*Source material*

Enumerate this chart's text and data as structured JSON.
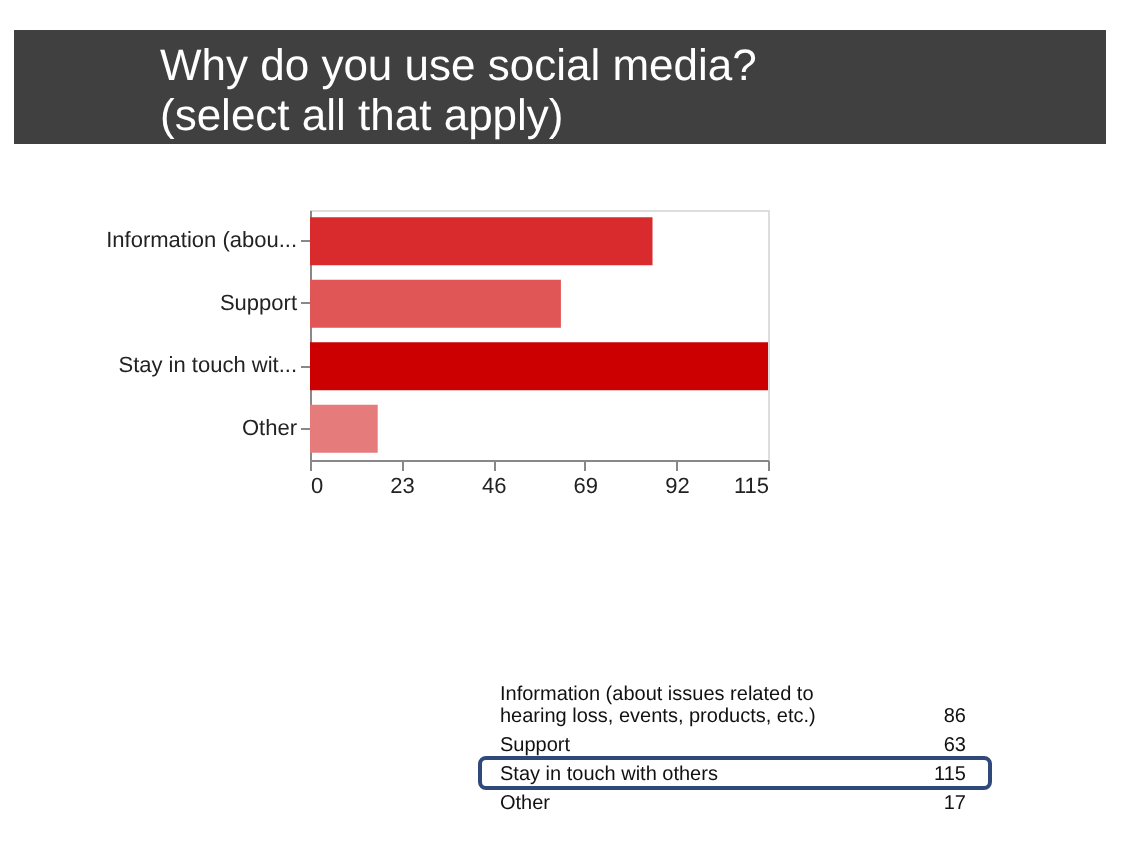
{
  "chart_data": {
    "type": "bar",
    "orientation": "horizontal",
    "title": "Why do you use social media?\n(select all that apply)",
    "categories": [
      "Information (abou...",
      "Support",
      "Stay in touch wit...",
      "Other"
    ],
    "values": [
      86,
      63,
      115,
      17
    ],
    "colors": [
      "#d92b2d",
      "#e05555",
      "#cc0000",
      "#e67b7b"
    ],
    "xlim": [
      0,
      115
    ],
    "xticks": [
      0,
      23,
      46,
      69,
      92,
      115
    ],
    "grid": false,
    "annotations": [
      "Information (about issues related to hearing loss, events, products, etc.)",
      "86",
      "Support",
      "63",
      "Stay in touch with others",
      "115",
      "Other",
      "17"
    ]
  }
}
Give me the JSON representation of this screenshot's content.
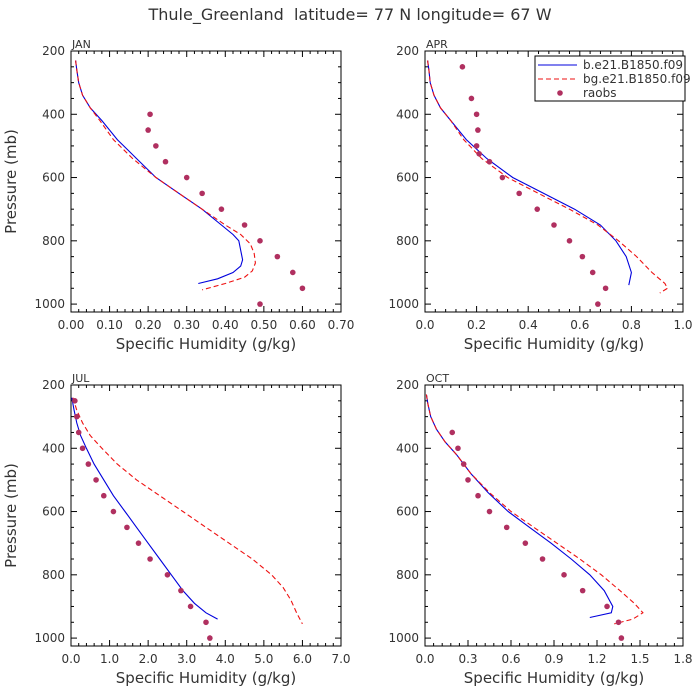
{
  "figure_title": "Thule_Greenland  latitude= 77 N longitude= 67 W",
  "colors": {
    "model_b": "#0000dd",
    "model_bg": "#ee1111",
    "raobs": "#b03060",
    "axis": "#000000"
  },
  "chart_data": [
    {
      "type": "line",
      "panel": "JAN",
      "xlabel": "Specific Humidity (g/kg)",
      "ylabel": "Pressure (mb)",
      "xlim": [
        0,
        0.7
      ],
      "ylim": [
        200,
        1025
      ],
      "y_inverted": true,
      "xticks": [
        "0.00",
        "0.10",
        "0.20",
        "0.30",
        "0.40",
        "0.50",
        "0.60",
        "0.70"
      ],
      "yticks": [
        "200",
        "400",
        "600",
        "800",
        "1000"
      ],
      "series": [
        {
          "name": "b.e21.B1850.f09",
          "style": "solid",
          "x": [
            0.012,
            0.015,
            0.02,
            0.03,
            0.05,
            0.08,
            0.12,
            0.17,
            0.22,
            0.28,
            0.34,
            0.39,
            0.42,
            0.435,
            0.44,
            0.445,
            0.44,
            0.42,
            0.38,
            0.33
          ],
          "y": [
            230,
            260,
            300,
            340,
            380,
            420,
            480,
            540,
            600,
            650,
            700,
            750,
            780,
            800,
            830,
            860,
            880,
            900,
            920,
            935
          ]
        },
        {
          "name": "bg.e21.B1850.f09",
          "style": "dashed",
          "x": [
            0.012,
            0.015,
            0.02,
            0.03,
            0.05,
            0.075,
            0.11,
            0.16,
            0.22,
            0.28,
            0.34,
            0.4,
            0.44,
            0.465,
            0.475,
            0.478,
            0.47,
            0.45,
            0.4,
            0.34
          ],
          "y": [
            230,
            260,
            300,
            340,
            380,
            420,
            480,
            540,
            600,
            650,
            700,
            750,
            780,
            810,
            840,
            870,
            895,
            915,
            935,
            955
          ]
        },
        {
          "name": "raobs",
          "style": "markers",
          "x": [
            0.205,
            0.2,
            0.22,
            0.245,
            0.3,
            0.34,
            0.39,
            0.45,
            0.49,
            0.535,
            0.575,
            0.6,
            0.49
          ],
          "y": [
            400,
            450,
            500,
            550,
            600,
            650,
            700,
            750,
            800,
            850,
            900,
            950,
            1000
          ]
        }
      ]
    },
    {
      "type": "line",
      "panel": "APR",
      "xlabel": "Specific Humidity (g/kg)",
      "ylabel": "",
      "xlim": [
        0,
        1.0
      ],
      "ylim": [
        200,
        1025
      ],
      "y_inverted": true,
      "xticks": [
        "0.0",
        "0.2",
        "0.4",
        "0.6",
        "0.8",
        "1.0"
      ],
      "yticks": [
        "200",
        "400",
        "600",
        "800",
        "1000"
      ],
      "legend": [
        "b.e21.B1850.f09",
        "bg.e21.B1850.f09",
        "raobs"
      ],
      "legend_position": "top-right",
      "series": [
        {
          "name": "b.e21.B1850.f09",
          "style": "solid",
          "x": [
            0.01,
            0.015,
            0.02,
            0.035,
            0.06,
            0.1,
            0.16,
            0.24,
            0.34,
            0.46,
            0.58,
            0.68,
            0.74,
            0.78,
            0.8,
            0.79
          ],
          "y": [
            230,
            260,
            300,
            340,
            380,
            420,
            480,
            540,
            600,
            650,
            700,
            750,
            800,
            850,
            900,
            940
          ]
        },
        {
          "name": "bg.e21.B1850.f09",
          "style": "dashed",
          "x": [
            0.01,
            0.015,
            0.02,
            0.035,
            0.06,
            0.1,
            0.15,
            0.22,
            0.32,
            0.44,
            0.56,
            0.67,
            0.75,
            0.82,
            0.88,
            0.93,
            0.94,
            0.91
          ],
          "y": [
            230,
            260,
            300,
            340,
            380,
            420,
            480,
            540,
            600,
            650,
            700,
            750,
            800,
            850,
            900,
            935,
            950,
            965
          ]
        },
        {
          "name": "raobs",
          "style": "markers",
          "x": [
            0.145,
            0.18,
            0.2,
            0.205,
            0.2,
            0.21,
            0.25,
            0.3,
            0.365,
            0.435,
            0.5,
            0.56,
            0.61,
            0.65,
            0.7,
            0.67
          ],
          "y": [
            250,
            350,
            400,
            450,
            500,
            525,
            550,
            600,
            650,
            700,
            750,
            800,
            850,
            900,
            950,
            1000
          ]
        }
      ]
    },
    {
      "type": "line",
      "panel": "JUL",
      "xlabel": "Specific Humidity (g/kg)",
      "ylabel": "Pressure (mb)",
      "xlim": [
        0,
        7.0
      ],
      "ylim": [
        200,
        1025
      ],
      "y_inverted": true,
      "xticks": [
        "0.0",
        "1.0",
        "2.0",
        "3.0",
        "4.0",
        "5.0",
        "6.0",
        "7.0"
      ],
      "yticks": [
        "200",
        "400",
        "600",
        "800",
        "1000"
      ],
      "series": [
        {
          "name": "b.e21.B1850.f09",
          "style": "solid",
          "x": [
            0.02,
            0.08,
            0.15,
            0.25,
            0.4,
            0.6,
            0.85,
            1.1,
            1.4,
            1.7,
            2.0,
            2.3,
            2.6,
            2.9,
            3.2,
            3.5,
            3.8
          ],
          "y": [
            240,
            280,
            320,
            360,
            400,
            450,
            500,
            550,
            600,
            650,
            700,
            750,
            800,
            850,
            890,
            920,
            940
          ]
        },
        {
          "name": "bg.e21.B1850.f09",
          "style": "dashed",
          "x": [
            0.05,
            0.15,
            0.3,
            0.5,
            0.8,
            1.2,
            1.7,
            2.3,
            2.9,
            3.5,
            4.1,
            4.7,
            5.2,
            5.5,
            5.7,
            5.85,
            6.0
          ],
          "y": [
            240,
            280,
            320,
            360,
            400,
            450,
            500,
            550,
            600,
            650,
            700,
            750,
            800,
            840,
            880,
            920,
            955
          ]
        },
        {
          "name": "raobs",
          "style": "markers",
          "x": [
            0.1,
            0.15,
            0.2,
            0.3,
            0.45,
            0.65,
            0.85,
            1.1,
            1.45,
            1.75,
            2.05,
            2.5,
            2.85,
            3.1,
            3.5,
            3.6
          ],
          "y": [
            250,
            300,
            350,
            400,
            450,
            500,
            550,
            600,
            650,
            700,
            750,
            800,
            850,
            900,
            950,
            1000
          ]
        }
      ]
    },
    {
      "type": "line",
      "panel": "OCT",
      "xlabel": "Specific Humidity (g/kg)",
      "ylabel": "",
      "xlim": [
        0,
        1.8
      ],
      "ylim": [
        200,
        1025
      ],
      "y_inverted": true,
      "xticks": [
        "0.0",
        "0.3",
        "0.6",
        "0.9",
        "1.2",
        "1.5",
        "1.8"
      ],
      "yticks": [
        "200",
        "400",
        "600",
        "800",
        "1000"
      ],
      "series": [
        {
          "name": "b.e21.B1850.f09",
          "style": "solid",
          "x": [
            0.01,
            0.02,
            0.04,
            0.08,
            0.14,
            0.22,
            0.32,
            0.44,
            0.58,
            0.73,
            0.88,
            1.02,
            1.15,
            1.25,
            1.31,
            1.3,
            1.15
          ],
          "y": [
            230,
            260,
            300,
            340,
            380,
            420,
            480,
            540,
            600,
            650,
            700,
            750,
            800,
            850,
            900,
            920,
            935
          ]
        },
        {
          "name": "bg.e21.B1850.f09",
          "style": "dashed",
          "x": [
            0.01,
            0.02,
            0.04,
            0.08,
            0.14,
            0.22,
            0.32,
            0.45,
            0.6,
            0.76,
            0.92,
            1.08,
            1.23,
            1.36,
            1.46,
            1.52,
            1.45,
            1.32
          ],
          "y": [
            230,
            260,
            300,
            340,
            380,
            420,
            480,
            540,
            600,
            650,
            700,
            750,
            800,
            850,
            890,
            920,
            940,
            955
          ]
        },
        {
          "name": "raobs",
          "style": "markers",
          "x": [
            0.19,
            0.23,
            0.27,
            0.3,
            0.37,
            0.45,
            0.57,
            0.7,
            0.82,
            0.97,
            1.1,
            1.27,
            1.35,
            1.37
          ],
          "y": [
            350,
            400,
            450,
            500,
            550,
            600,
            650,
            700,
            750,
            800,
            850,
            900,
            950,
            1000
          ]
        }
      ]
    }
  ]
}
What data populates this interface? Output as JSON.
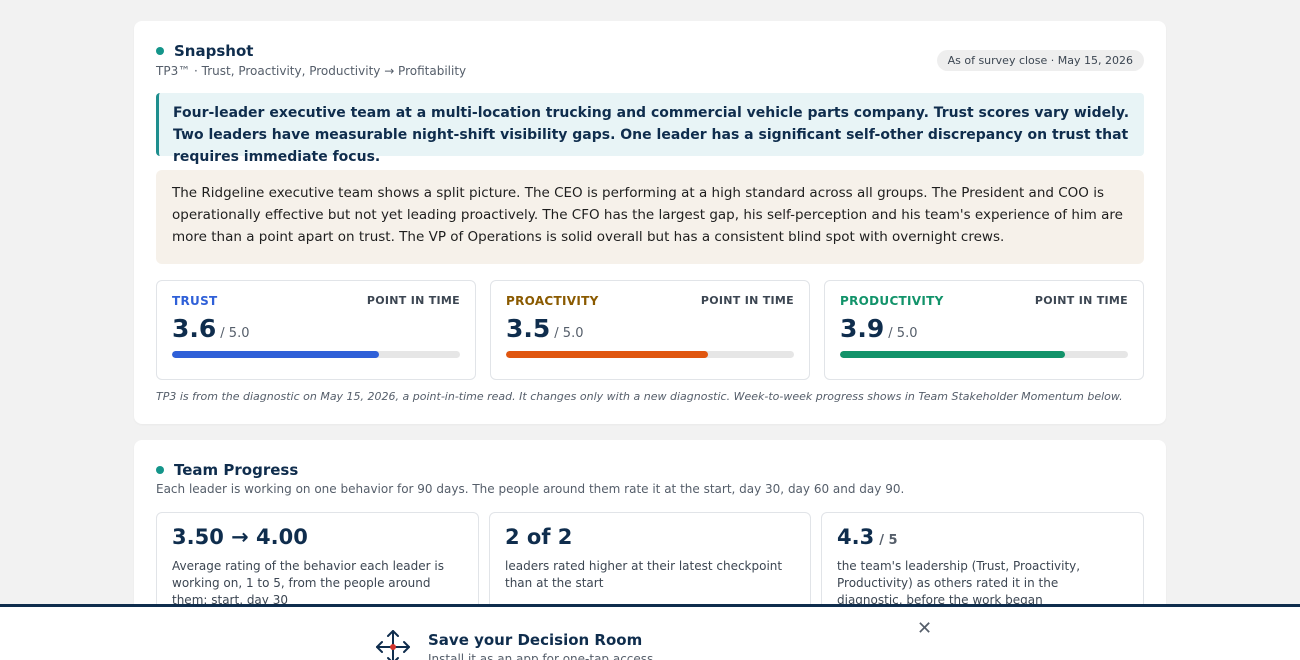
{
  "snapshot": {
    "title": "Snapshot",
    "subtitle": "TP3™ · Trust, Proactivity, Productivity → Profitability",
    "date_badge": "As of survey close · May 15, 2026",
    "headline": "Four-leader executive team at a multi-location trucking and commercial vehicle parts company. Trust scores vary widely. Two leaders have measurable night-shift visibility gaps. One leader has a significant self-other discrepancy on trust that requires immediate focus.",
    "summary": "The Ridgeline executive team shows a split picture. The CEO is performing at a high standard across all groups. The President and COO is operationally effective but not yet leading proactively. The CFO has the largest gap, his self-perception and his team's experience of him are more than a point apart on trust. The VP of Operations is solid overall but has a consistent blind spot with overnight crews.",
    "metrics": [
      {
        "label": "TRUST",
        "tag": "POINT IN TIME",
        "value": "3.6",
        "scale": "/ 5.0",
        "score": 3.6,
        "max": 5,
        "color": "#2f60d8"
      },
      {
        "label": "PROACTIVITY",
        "tag": "POINT IN TIME",
        "value": "3.5",
        "scale": "/ 5.0",
        "score": 3.5,
        "max": 5,
        "color": "#e0560f",
        "label_color": "#8a5a00"
      },
      {
        "label": "PRODUCTIVITY",
        "tag": "POINT IN TIME",
        "value": "3.9",
        "scale": "/ 5.0",
        "score": 3.9,
        "max": 5,
        "color": "#12936a"
      }
    ],
    "footnote": "TP3 is from the diagnostic on May 15, 2026, a point-in-time read. It changes only with a new diagnostic. Week-to-week progress shows in Team Stakeholder Momentum below."
  },
  "progress": {
    "title": "Team Progress",
    "subtitle": "Each leader is working on one behavior for 90 days. The people around them rate it at the start, day 30, day 60 and day 90.",
    "stats": [
      {
        "value": "3.50 → 4.00",
        "small": "",
        "desc": "Average rating of the behavior each leader is working on, 1 to 5, from the people around them: start, day 30"
      },
      {
        "value": "2 of 2",
        "small": "",
        "desc": "leaders rated higher at their latest checkpoint than at the start"
      },
      {
        "value": "4.3",
        "small": "/ 5",
        "desc": "the team's leadership (Trust, Proactivity, Productivity) as others rated it in the diagnostic, before the work began"
      }
    ]
  },
  "install": {
    "title": "Save your Decision Room",
    "subtitle": "Install it as an app for one-tap access",
    "close": "✕",
    "icon": "arrows-compass-icon"
  },
  "colors": {
    "navy": "#0f2d4d",
    "teal": "#14958a",
    "trust_label": "#2f60d8",
    "productivity_label": "#12936a"
  }
}
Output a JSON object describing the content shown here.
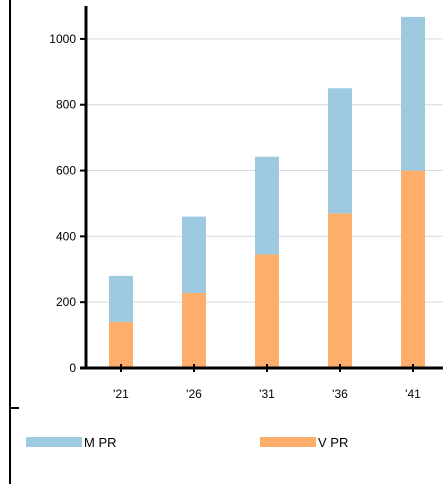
{
  "chart_data": {
    "type": "bar",
    "stacked": true,
    "categories": [
      "'21",
      "'26",
      "'31",
      "'36",
      "'41"
    ],
    "series": [
      {
        "name": "V PR",
        "values": [
          140,
          228,
          345,
          470,
          600
        ],
        "color": "#FDAE6B"
      },
      {
        "name": "M PR",
        "values": [
          140,
          232,
          297,
          380,
          467
        ],
        "color": "#9ECAE1"
      }
    ],
    "yticks": [
      0,
      200,
      400,
      600,
      800,
      1000
    ],
    "ylim": [
      0,
      1100
    ],
    "grid": true,
    "legend_position": "bottom"
  },
  "legend": {
    "items": [
      {
        "label": "M PR",
        "color": "#9ECAE1"
      },
      {
        "label": "V PR",
        "color": "#FDAE6B"
      }
    ]
  }
}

*Exercise description*
Collect the complete line wherever the string "rated" appears in the records.

*Completed exercise*
        "desc": "leaders rated higher at their latest checkpoint than at the start"
        "desc": "the team's leadership (Trust, Proactivity, Productivity) as others rated it in the diagnostic, before the work began"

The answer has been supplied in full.